Required task:
Reproduce exactly the entries from the "Read all visible content and emit it as JSON." line to the end. Skip all pictures.

Material supplied:
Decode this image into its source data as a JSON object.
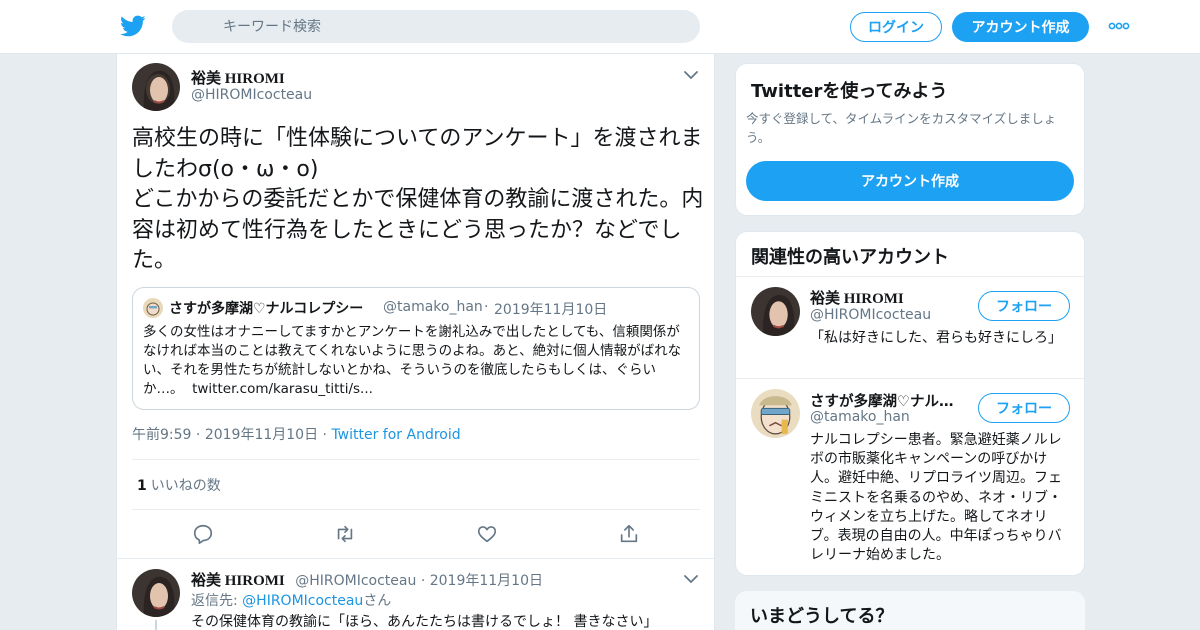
{
  "colors": {
    "brand": "#1da1f2",
    "link": "#1b95e0",
    "muted": "#657786",
    "text": "#14171a",
    "background": "#e6ecf0"
  },
  "header": {
    "logo_icon": "twitter-bird-icon",
    "search_placeholder": "キーワード検索",
    "login_label": "ログイン",
    "signup_label": "アカウント作成",
    "more_icon": "more-dots-icon"
  },
  "tweet": {
    "author_name": "裕美 HIROMI",
    "author_handle": "@HIROMIcocteau",
    "text": "高校生の時に「性体験についてのアンケート」を渡されましたわσ(o・ω・o)\nどこかからの委託だとかで保健体育の教諭に渡された。内容は初めて性行為をしたときにどう思ったか？などでした。",
    "quote": {
      "author_name": "さすが多摩湖♡ナルコレプシー",
      "author_handle": "@tamako_han",
      "separator": "·",
      "date": "2019年11月10日",
      "text": "多くの女性はオナニーしてますかとアンケートを謝礼込みで出したとしても、信頼関係がなければ本当のことは教えてくれないように思うのよね。あと、絶対に個人情報がばれない、それを男性たちが統計しないとかね、そういうのを徹底したらもしくは、ぐらいか…。",
      "link": "twitter.com/karasu_titti/s..."
    },
    "time": "午前9:59",
    "date": "2019年11月10日",
    "separator": "·",
    "source": "Twitter for Android",
    "like_count": "1",
    "like_label": "いいねの数",
    "actions": [
      "reply-icon",
      "retweet-icon",
      "like-icon",
      "share-icon"
    ]
  },
  "reply": {
    "author_name": "裕美 HIROMI",
    "author_handle": "@HIROMIcocteau",
    "separator": "·",
    "date": "2019年11月10日",
    "reply_to_label": "返信先:",
    "reply_to_handle": "@HIROMIcocteau",
    "reply_to_suffix": "さん",
    "text": "その保健体育の教諭に「ほら、あんたたちは書けるでしょ！ 書きなさい」"
  },
  "sidebar": {
    "signup_card": {
      "title": "Twitterを使ってみよう",
      "subtitle": "今すぐ登録して、タイムラインをカスタマイズしましょう。",
      "button_label": "アカウント作成"
    },
    "related_card": {
      "title": "関連性の高いアカウント",
      "follow_label": "フォロー",
      "accounts": [
        {
          "name": "裕美 HIROMI",
          "handle": "@HIROMIcocteau",
          "bio": "「私は好きにした、君らも好きにしろ」"
        },
        {
          "name": "さすが多摩湖♡ナル…",
          "handle": "@tamako_han",
          "bio": "ナルコレプシー患者。緊急避妊薬ノルレボの市販薬化キャンペーンの呼びかけ人。避妊中絶、リプロライツ周辺。フェミニストを名乗るのやめ、ネオ・リブ・ウィメンを立ち上げた。略してネオリブ。表現の自由の人。中年ぽっちゃりバレリーナ始めました。"
        }
      ]
    },
    "trends_card": {
      "title": "いまどうしてる？"
    }
  }
}
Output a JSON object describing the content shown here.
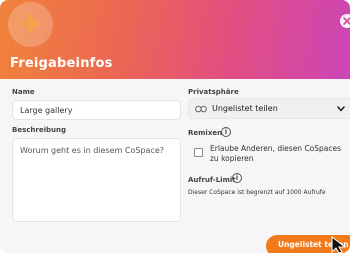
{
  "dialog": {
    "title": "Freigabeinfos",
    "icons": {
      "logo": "plus-icon",
      "close": "close-icon"
    }
  },
  "name": {
    "label": "Name",
    "value": "Large gallery"
  },
  "description": {
    "label": "Beschreibung",
    "placeholder": "Worum geht es in diesem CoSpace?"
  },
  "privacy": {
    "label": "Privatsphäre",
    "selected": "Ungelistet teilen",
    "icons": {
      "prefix": "link-icon",
      "dropdown": "chevron-down-icon"
    }
  },
  "remix": {
    "label": "Remixen",
    "checkbox_label": "Erlaube Anderen, diesen CoSpaces zu kopieren",
    "checked": false
  },
  "call_limit": {
    "label": "Aufruf-Limit",
    "text": "Dieser CoSpace ist begrenzt auf 1000 Aufrufe"
  },
  "footer": {
    "button_label": "Ungelistet teilen"
  },
  "colors": {
    "accent": "#f27a1a",
    "header_gradient": [
      "#f0833a",
      "#e24f80",
      "#cc45b8"
    ]
  }
}
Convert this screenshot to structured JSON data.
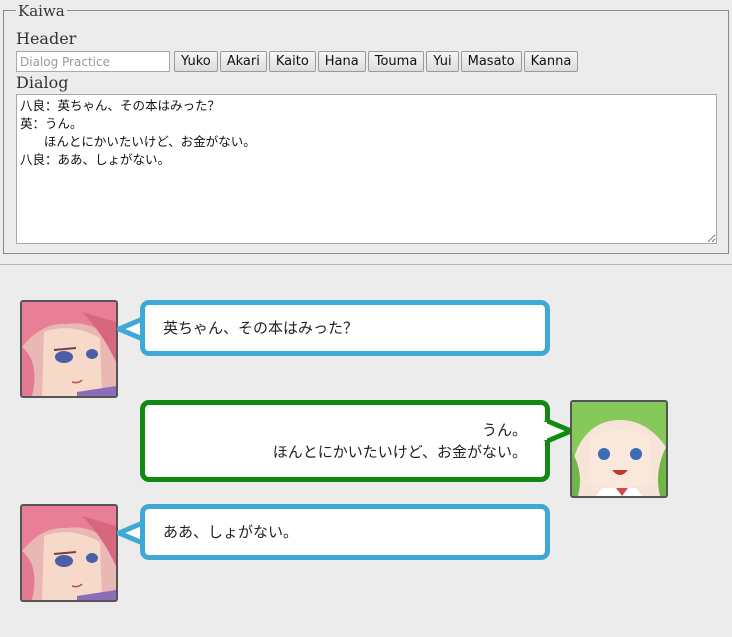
{
  "form": {
    "legend": "Kaiwa",
    "header_label": "Header",
    "header_placeholder": "Dialog Practice",
    "dialog_label": "Dialog",
    "dialog_text": "八良：英ちゃん、その本はみった？\n英：うん。\n      ほんとにかいたいけど、お金がない。\n八良：ああ、しょがない。",
    "buttons": [
      "Yuko",
      "Akari",
      "Kaito",
      "Hana",
      "Touma",
      "Yui",
      "Masato",
      "Kanna"
    ]
  },
  "conversation": [
    {
      "speaker_side": "left",
      "bubble_color": "#3fa9d6",
      "lines": [
        "英ちゃん、その本はみった？"
      ],
      "avatar": "pink-hair-character"
    },
    {
      "speaker_side": "right",
      "bubble_color": "#128a12",
      "lines": [
        "うん。",
        "ほんとにかいたいけど、お金がない。"
      ],
      "avatar": "green-hair-character"
    },
    {
      "speaker_side": "left",
      "bubble_color": "#3fa9d6",
      "lines": [
        "ああ、しょがない。"
      ],
      "avatar": "pink-hair-character"
    }
  ]
}
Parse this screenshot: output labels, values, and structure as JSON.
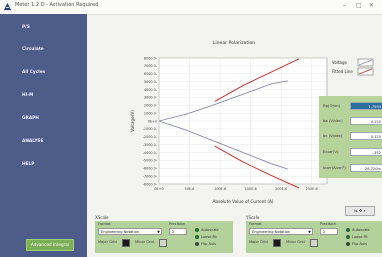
{
  "window": {
    "title": "Meter 1.2 D - Activation Required"
  },
  "sidebar": {
    "items": [
      {
        "label": "P/S"
      },
      {
        "label": "Circulate"
      },
      {
        "label": "All Cycles"
      },
      {
        "label": "HI-M"
      },
      {
        "label": "GRAPH"
      },
      {
        "label": "ANALYSE"
      },
      {
        "label": "HELP"
      }
    ],
    "advanced_button": "Advanced Integral"
  },
  "chart_data": {
    "type": "line",
    "title": "Linear Polarization",
    "xlabel": "Absolute Value of Current (A)",
    "ylabel": "Voltage(V)",
    "xlim": [
      0,
      0.0003
    ],
    "ylim": [
      -0.008,
      0.008
    ],
    "x_ticks": [
      "0E+0",
      "50E-6",
      "100E-6",
      "150E-6",
      "200E-6",
      "250E-6"
    ],
    "y_ticks": [
      "8000.0-",
      "7000.0-",
      "6000.0-",
      "5000.0-",
      "4000.0-",
      "3000.0-",
      "2000.0-",
      "1000.0-",
      "0E+0",
      "-1000.0-",
      "-2000.0-",
      "-3000.0-",
      "-4000.0-",
      "-5000.0-",
      "-6000.0-",
      "-7000.0-",
      "-8000.0-"
    ],
    "grid": true,
    "legend": {
      "position": "top-right"
    },
    "series": [
      {
        "name": "Voltage",
        "color": "#8a8aaa",
        "x": [
          0,
          5e-05,
          0.0001,
          0.00015,
          0.0002,
          0.00023
        ],
        "y": [
          0,
          0.0009,
          0.0021,
          0.0034,
          0.0047,
          0.0051
        ]
      },
      {
        "name": "Voltage",
        "color": "#8a8aaa",
        "x": [
          0,
          5e-05,
          0.0001,
          0.00015,
          0.0002,
          0.00023
        ],
        "y": [
          0,
          -0.0012,
          -0.0026,
          -0.004,
          -0.0054,
          -0.0061
        ]
      },
      {
        "name": "Fitted Line",
        "color": "#cc2a2a",
        "x": [
          0.0001,
          0.00015,
          0.0002,
          0.00025
        ],
        "y": [
          0.0025,
          0.0045,
          0.0062,
          0.0079
        ]
      },
      {
        "name": "Fitted Line",
        "color": "#cc2a2a",
        "x": [
          0.0001,
          0.00015,
          0.0002,
          0.00025
        ],
        "y": [
          -0.0032,
          -0.0052,
          -0.0069,
          -0.0085
        ]
      }
    ]
  },
  "results": [
    {
      "label": "Rp(Ohm)",
      "value": "1.7594",
      "accent": "#2f6fa0"
    },
    {
      "label": "ba (V/dec)",
      "value": "0.120"
    },
    {
      "label": "bc (V/dec)",
      "value": "0.120"
    },
    {
      "label": "Ecorr(V)",
      "value": "-.352"
    },
    {
      "label": "Icorr(A/cm²)",
      "value": "28.720m"
    }
  ],
  "graph_tools": "⇆ ✥ ⌕",
  "xscale": {
    "title": "XScale",
    "format_label": "Format",
    "format_value": "Engineering Notation",
    "precision_label": "Precision",
    "precision_value": "2",
    "major_grid": "Major Grid",
    "minor_grid": "Minor Grid",
    "options": [
      "Autoscale",
      "Loose Fit",
      "Flip Axis"
    ]
  },
  "yscale": {
    "title": "YScale",
    "format_label": "Format",
    "format_value": "Engineering Notation",
    "precision_label": "Precision",
    "precision_value": "2",
    "major_grid": "Major Grid",
    "minor_grid": "Minor Grid",
    "options": [
      "Autoscale",
      "Loose Fit",
      "Flip Axis"
    ]
  }
}
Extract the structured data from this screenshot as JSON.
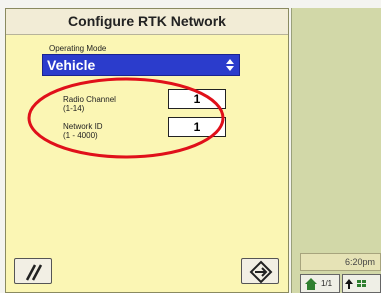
{
  "dialog": {
    "title": "Configure RTK Network",
    "operating_mode": {
      "label": "Operating Mode",
      "value": "Vehicle"
    },
    "radio_channel": {
      "label_line1": "Radio Channel",
      "label_line2": "(1-14)",
      "value": "1"
    },
    "network_id": {
      "label_line1": "Network ID",
      "label_line2": "(1 - 4000)",
      "value": "1"
    }
  },
  "sidebar": {
    "clock_text": "6:20pm",
    "page_indicator": "1/1"
  }
}
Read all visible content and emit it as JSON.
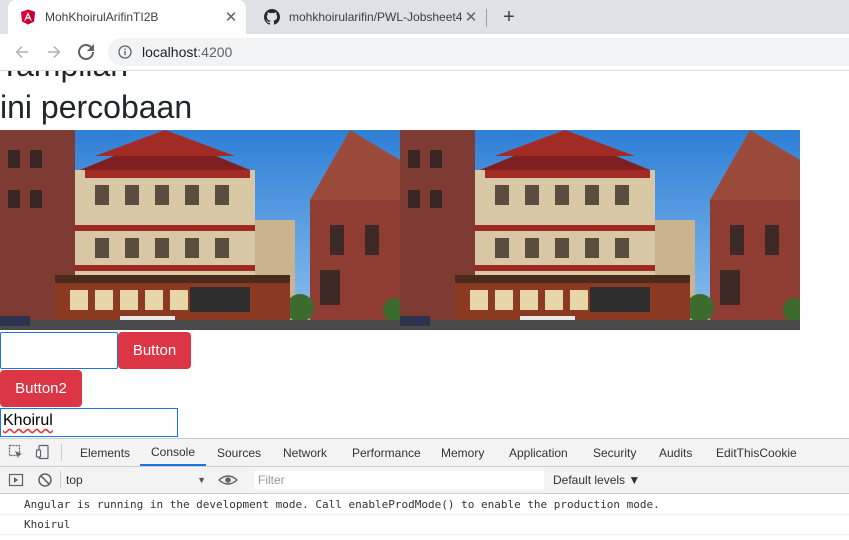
{
  "browser": {
    "tabs": [
      {
        "title": "MohKhoirulArifinTI2B",
        "favicon": "angular-icon",
        "active": true
      },
      {
        "title": "mohkhoirularifin/PWL-Jobsheet4",
        "favicon": "github-icon",
        "active": false
      }
    ],
    "close_glyph": "✕",
    "new_tab_glyph": "+",
    "url_host": "localhost",
    "url_port": ":4200"
  },
  "page": {
    "heading_cut": "Tampilan",
    "heading": "ini percobaan",
    "text_input_value": "",
    "button1_label": "Button",
    "button2_label": "Button2",
    "name_input_value": "Khoirul",
    "button_color": "#dc3545"
  },
  "devtools": {
    "tabs": [
      "Elements",
      "Console",
      "Sources",
      "Network",
      "Performance",
      "Memory",
      "Application",
      "Security",
      "Audits",
      "EditThisCookie"
    ],
    "active_tab": "Console",
    "context": "top",
    "context_arrow": "▼",
    "filter_placeholder": "Filter",
    "levels": "Default levels ▼",
    "logs": [
      "Angular is running in the development mode. Call enableProdMode() to enable the production mode.",
      "Khoirul"
    ]
  }
}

Solution for this task:
Read all visible content and emit it as JSON.
{
  "browser": {
    "tabs": [
      {
        "title": "MohKhoirulArifinTI2B",
        "favicon": "angular-icon",
        "active": true
      },
      {
        "title": "mohkhoirularifin/PWL-Jobsheet4",
        "favicon": "github-icon",
        "active": false
      }
    ],
    "close_glyph": "✕",
    "new_tab_glyph": "+",
    "url_host": "localhost",
    "url_port": ":4200"
  },
  "page": {
    "heading_cut": "Tampilan",
    "heading": "ini percobaan",
    "text_input_value": "",
    "button1_label": "Button",
    "button2_label": "Button2",
    "name_input_value": "Khoirul",
    "button_color": "#dc3545"
  },
  "devtools": {
    "tabs": [
      "Elements",
      "Console",
      "Sources",
      "Network",
      "Performance",
      "Memory",
      "Application",
      "Security",
      "Audits",
      "EditThisCookie"
    ],
    "active_tab": "Console",
    "context": "top",
    "context_arrow": "▼",
    "filter_placeholder": "Filter",
    "levels": "Default levels ▼",
    "logs": [
      "Angular is running in the development mode. Call enableProdMode() to enable the production mode.",
      "Khoirul"
    ]
  }
}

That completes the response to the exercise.